• [Exercise requirements]: Your task is to print all of the material verbatim.

• [Material supplied]:
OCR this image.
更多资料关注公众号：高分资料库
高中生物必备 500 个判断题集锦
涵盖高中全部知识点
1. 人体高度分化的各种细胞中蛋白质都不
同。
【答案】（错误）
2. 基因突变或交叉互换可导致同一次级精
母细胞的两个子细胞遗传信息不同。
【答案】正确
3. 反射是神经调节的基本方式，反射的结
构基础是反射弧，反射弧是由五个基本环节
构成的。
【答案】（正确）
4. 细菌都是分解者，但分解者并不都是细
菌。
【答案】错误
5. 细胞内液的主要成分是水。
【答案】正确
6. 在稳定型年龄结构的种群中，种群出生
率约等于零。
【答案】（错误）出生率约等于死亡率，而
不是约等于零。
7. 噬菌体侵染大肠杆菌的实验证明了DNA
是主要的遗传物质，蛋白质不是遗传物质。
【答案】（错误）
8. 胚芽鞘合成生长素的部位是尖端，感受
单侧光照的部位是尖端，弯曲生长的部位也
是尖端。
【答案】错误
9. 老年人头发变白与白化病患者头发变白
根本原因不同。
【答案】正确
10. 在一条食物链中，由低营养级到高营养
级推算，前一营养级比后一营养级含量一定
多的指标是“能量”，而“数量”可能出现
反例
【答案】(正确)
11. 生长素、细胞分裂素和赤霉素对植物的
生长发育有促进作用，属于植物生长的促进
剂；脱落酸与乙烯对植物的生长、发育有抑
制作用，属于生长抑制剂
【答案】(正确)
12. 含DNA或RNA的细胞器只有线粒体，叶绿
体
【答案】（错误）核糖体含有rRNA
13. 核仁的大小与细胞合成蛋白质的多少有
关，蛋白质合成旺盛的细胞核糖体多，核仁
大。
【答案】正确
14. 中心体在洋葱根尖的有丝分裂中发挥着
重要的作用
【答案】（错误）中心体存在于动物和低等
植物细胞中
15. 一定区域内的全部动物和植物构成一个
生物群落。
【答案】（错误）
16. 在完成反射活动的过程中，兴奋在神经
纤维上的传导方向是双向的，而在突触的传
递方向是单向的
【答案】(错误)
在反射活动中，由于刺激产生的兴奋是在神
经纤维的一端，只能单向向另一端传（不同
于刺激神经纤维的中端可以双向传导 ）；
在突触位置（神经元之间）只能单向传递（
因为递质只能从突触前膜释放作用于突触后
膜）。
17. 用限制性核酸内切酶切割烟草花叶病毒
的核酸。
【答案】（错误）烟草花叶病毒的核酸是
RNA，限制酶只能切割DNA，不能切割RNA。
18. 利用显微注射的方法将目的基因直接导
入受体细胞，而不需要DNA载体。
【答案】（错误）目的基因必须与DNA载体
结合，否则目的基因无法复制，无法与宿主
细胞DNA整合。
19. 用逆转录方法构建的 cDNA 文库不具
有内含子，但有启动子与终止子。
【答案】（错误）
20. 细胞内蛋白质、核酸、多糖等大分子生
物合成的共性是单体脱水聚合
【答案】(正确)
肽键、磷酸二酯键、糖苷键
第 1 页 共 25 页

• [Response below]:
OCR this image.
更多资料关注公众号：高分资料库
高中生物必备 500 个判断题集锦
涵盖高中全部知识点
1. 人体高度分化的各种细胞中蛋白质都不
同。
【答案】（错误）
2. 基因突变或交叉互换可导致同一次级精
母细胞的两个子细胞遗传信息不同。
【答案】正确
3. 反射是神经调节的基本方式，反射的结
构基础是反射弧，反射弧是由五个基本环节
构成的。
【答案】（正确）
4. 细菌都是分解者，但分解者并不都是细
菌。
【答案】错误
5. 细胞内液的主要成分是水。
【答案】正确
6. 在稳定型年龄结构的种群中，种群出生
率约等于零。
【答案】（错误）出生率约等于死亡率，而
不是约等于零。
7. 噬菌体侵染大肠杆菌的实验证明了DNA
是主要的遗传物质，蛋白质不是遗传物质。
【答案】（错误）
8. 胚芽鞘合成生长素的部位是尖端，感受
单侧光照的部位是尖端，弯曲生长的部位也
是尖端。
【答案】错误
9. 老年人头发变白与白化病患者头发变白
根本原因不同。
【答案】正确
10. 在一条食物链中，由低营养级到高营养
级推算，前一营养级比后一营养级含量一定
多的指标是“能量”，而“数量”可能出现
反例
【答案】(正确)
11. 生长素、细胞分裂素和赤霉素对植物的
生长发育有促进作用，属于植物生长的促进
剂；脱落酸与乙烯对植物的生长、发育有抑
制作用，属于生长抑制剂
【答案】(正确)
12. 含DNA或RNA的细胞器只有线粒体，叶绿
体
【答案】（错误）核糖体含有rRNA
13. 核仁的大小与细胞合成蛋白质的多少有
关，蛋白质合成旺盛的细胞核糖体多，核仁
大。
【答案】正确
14. 中心体在洋葱根尖的有丝分裂中发挥着
重要的作用
【答案】（错误）中心体存在于动物和低等
植物细胞中
15. 一定区域内的全部动物和植物构成一个
生物群落。
【答案】（错误）
16. 在完成反射活动的过程中，兴奋在神经
纤维上的传导方向是双向的，而在突触的传
递方向是单向的
【答案】(错误)
在反射活动中，由于刺激产生的兴奋是在神
经纤维的一端，只能单向向另一端传（不同
于刺激神经纤维的中端可以双向传导 ）；
在突触位置（神经元之间）只能单向传递（
因为递质只能从突触前膜释放作用于突触后
膜）。
17. 用限制性核酸内切酶切割烟草花叶病毒
的核酸。
【答案】（错误）烟草花叶病毒的核酸是
RNA，限制酶只能切割DNA，不能切割RNA。
18. 利用显微注射的方法将目的基因直接导
入受体细胞，而不需要DNA载体。
【答案】（错误）目的基因必须与DNA载体
结合，否则目的基因无法复制，无法与宿主
细胞DNA整合。
19. 用逆转录方法构建的 cDNA 文库不具
有内含子，但有启动子与终止子。
【答案】（错误）
20. 细胞内蛋白质、核酸、多糖等大分子生
物合成的共性是单体脱水聚合
【答案】(正确)
肽键、磷酸二酯键、糖苷键
第 1 页 共 25 页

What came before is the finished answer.